> _TASK DESCRIPTION_
Check each line below for the word "policies" and give the number of lines that have it, nothing more.

> _DATA LINES_
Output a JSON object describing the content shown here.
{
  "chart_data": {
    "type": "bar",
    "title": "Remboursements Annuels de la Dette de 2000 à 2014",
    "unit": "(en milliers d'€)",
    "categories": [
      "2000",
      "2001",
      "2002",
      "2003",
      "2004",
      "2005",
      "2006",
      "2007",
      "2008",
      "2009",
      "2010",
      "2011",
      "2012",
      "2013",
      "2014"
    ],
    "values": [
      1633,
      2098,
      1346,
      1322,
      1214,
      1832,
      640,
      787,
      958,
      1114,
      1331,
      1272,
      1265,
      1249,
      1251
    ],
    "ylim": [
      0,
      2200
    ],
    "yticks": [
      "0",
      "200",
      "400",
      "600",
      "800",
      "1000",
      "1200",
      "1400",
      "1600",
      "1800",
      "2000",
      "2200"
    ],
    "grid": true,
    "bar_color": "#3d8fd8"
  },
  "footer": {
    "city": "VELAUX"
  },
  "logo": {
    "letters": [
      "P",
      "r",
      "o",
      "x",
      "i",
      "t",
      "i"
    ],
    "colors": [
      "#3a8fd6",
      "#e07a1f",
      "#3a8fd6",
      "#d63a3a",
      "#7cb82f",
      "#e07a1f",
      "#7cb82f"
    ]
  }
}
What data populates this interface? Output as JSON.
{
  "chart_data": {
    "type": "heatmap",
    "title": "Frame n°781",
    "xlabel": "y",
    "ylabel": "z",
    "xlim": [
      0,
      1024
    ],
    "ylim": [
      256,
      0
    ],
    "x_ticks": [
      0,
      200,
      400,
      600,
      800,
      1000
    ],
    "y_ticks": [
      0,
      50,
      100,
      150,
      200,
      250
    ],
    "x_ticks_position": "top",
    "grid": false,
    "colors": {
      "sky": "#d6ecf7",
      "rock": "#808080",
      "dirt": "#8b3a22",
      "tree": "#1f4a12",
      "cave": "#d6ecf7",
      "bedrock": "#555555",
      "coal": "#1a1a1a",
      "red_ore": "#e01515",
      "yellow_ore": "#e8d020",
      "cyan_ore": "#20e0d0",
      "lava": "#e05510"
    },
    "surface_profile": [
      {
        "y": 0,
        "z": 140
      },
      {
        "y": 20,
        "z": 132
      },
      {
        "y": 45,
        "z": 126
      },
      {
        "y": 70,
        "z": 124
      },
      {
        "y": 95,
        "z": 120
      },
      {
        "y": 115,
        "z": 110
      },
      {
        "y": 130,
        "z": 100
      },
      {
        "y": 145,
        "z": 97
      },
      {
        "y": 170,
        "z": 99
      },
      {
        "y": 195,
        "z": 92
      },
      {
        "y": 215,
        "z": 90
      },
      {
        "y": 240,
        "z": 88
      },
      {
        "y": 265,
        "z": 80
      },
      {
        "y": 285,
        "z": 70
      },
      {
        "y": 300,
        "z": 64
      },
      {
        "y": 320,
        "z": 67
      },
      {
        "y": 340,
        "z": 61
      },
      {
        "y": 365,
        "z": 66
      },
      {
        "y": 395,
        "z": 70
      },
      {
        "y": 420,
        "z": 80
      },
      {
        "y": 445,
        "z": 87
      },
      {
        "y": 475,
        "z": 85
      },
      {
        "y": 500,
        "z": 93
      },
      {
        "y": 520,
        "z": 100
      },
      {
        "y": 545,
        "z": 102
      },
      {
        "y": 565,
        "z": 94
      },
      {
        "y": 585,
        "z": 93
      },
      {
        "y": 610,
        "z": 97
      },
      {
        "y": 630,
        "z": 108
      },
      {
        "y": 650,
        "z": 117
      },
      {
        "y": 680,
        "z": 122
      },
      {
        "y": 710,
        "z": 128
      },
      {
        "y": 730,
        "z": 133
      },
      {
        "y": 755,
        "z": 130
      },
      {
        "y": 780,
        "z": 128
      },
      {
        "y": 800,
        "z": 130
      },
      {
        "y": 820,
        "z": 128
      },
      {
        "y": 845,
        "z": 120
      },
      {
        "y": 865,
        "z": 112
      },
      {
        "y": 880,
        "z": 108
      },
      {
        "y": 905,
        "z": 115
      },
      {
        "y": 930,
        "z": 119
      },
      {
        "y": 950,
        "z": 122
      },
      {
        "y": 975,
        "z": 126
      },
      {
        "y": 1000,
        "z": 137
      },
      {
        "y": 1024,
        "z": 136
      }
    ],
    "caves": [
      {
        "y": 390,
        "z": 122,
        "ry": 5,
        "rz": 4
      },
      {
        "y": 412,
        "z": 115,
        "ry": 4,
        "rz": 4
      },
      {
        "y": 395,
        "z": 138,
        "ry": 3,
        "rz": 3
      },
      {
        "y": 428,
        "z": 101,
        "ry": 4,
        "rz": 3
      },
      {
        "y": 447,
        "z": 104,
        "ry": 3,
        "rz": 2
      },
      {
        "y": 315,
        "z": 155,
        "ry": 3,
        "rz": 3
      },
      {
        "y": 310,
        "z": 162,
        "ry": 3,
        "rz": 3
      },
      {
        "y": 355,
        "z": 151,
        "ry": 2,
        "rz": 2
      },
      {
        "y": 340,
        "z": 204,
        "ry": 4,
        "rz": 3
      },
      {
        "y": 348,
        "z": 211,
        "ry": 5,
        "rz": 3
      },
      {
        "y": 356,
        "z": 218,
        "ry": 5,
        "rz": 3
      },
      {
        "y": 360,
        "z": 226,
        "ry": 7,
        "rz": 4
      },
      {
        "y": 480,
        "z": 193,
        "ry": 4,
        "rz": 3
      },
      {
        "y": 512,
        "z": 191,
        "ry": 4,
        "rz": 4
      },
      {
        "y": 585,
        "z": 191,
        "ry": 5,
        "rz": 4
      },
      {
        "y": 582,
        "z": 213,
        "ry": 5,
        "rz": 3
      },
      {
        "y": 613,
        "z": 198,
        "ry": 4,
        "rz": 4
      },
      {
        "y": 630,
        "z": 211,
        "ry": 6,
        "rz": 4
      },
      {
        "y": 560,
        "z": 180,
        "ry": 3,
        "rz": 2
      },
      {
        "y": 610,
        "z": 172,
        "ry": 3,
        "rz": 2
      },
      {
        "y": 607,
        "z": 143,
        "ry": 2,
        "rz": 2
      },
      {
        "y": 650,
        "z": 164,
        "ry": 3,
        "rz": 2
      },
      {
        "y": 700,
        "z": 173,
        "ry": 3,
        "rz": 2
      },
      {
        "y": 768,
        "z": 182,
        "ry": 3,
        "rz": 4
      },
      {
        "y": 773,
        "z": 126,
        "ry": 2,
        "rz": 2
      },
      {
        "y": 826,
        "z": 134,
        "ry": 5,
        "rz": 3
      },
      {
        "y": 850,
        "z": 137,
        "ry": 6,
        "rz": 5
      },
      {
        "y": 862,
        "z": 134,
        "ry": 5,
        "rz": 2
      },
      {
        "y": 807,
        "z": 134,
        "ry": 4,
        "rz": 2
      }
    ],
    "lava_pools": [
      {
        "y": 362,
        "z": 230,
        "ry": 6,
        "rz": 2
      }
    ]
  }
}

* * *

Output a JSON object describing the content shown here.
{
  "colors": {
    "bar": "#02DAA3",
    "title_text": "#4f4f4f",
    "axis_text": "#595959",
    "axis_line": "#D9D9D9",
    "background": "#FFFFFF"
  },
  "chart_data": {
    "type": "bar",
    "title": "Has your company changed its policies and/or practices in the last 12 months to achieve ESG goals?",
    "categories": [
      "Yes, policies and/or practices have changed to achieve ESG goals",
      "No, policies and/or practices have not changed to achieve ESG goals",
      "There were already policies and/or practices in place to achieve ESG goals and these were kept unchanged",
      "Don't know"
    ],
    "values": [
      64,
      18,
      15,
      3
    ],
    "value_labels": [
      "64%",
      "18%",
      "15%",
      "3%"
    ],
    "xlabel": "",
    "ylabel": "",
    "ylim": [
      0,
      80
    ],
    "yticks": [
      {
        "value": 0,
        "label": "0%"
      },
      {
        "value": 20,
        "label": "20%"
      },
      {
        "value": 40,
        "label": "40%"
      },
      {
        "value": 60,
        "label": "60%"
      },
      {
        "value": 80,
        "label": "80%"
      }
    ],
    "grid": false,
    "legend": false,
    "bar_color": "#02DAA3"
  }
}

> _FULL ANSWER_
4